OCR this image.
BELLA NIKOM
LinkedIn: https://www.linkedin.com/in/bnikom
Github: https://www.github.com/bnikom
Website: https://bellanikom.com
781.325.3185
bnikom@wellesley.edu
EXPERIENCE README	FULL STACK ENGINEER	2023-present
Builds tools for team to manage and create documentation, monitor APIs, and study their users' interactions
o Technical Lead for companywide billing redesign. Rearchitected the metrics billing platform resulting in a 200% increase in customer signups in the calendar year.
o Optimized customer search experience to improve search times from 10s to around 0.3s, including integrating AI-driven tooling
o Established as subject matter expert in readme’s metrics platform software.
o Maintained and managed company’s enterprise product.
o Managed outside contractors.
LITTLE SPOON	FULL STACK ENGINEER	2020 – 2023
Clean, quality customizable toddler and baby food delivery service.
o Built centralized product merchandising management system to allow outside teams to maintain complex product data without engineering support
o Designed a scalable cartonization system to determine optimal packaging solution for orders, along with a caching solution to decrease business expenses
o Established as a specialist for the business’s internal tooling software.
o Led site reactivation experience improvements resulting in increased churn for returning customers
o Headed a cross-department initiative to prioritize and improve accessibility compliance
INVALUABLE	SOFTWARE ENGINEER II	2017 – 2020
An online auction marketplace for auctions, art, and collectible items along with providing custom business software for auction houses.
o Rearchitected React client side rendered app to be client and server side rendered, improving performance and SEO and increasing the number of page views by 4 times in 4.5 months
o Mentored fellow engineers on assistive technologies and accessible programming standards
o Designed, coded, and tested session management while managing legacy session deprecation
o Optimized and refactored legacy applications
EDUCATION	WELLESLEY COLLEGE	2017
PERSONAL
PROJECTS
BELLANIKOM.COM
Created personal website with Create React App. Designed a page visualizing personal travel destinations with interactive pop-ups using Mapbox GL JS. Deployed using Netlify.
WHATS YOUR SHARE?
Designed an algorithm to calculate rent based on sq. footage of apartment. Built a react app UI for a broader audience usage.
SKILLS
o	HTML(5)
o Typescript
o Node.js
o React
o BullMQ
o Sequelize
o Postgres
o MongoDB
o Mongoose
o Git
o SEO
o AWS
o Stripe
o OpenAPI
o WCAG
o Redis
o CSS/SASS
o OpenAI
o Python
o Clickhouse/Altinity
----
> [REQUIRED WORK] Report the number of lines in the entries above that include the string "metrics". Give nothing but the number.

> [EXERCISE OUTPUT] 2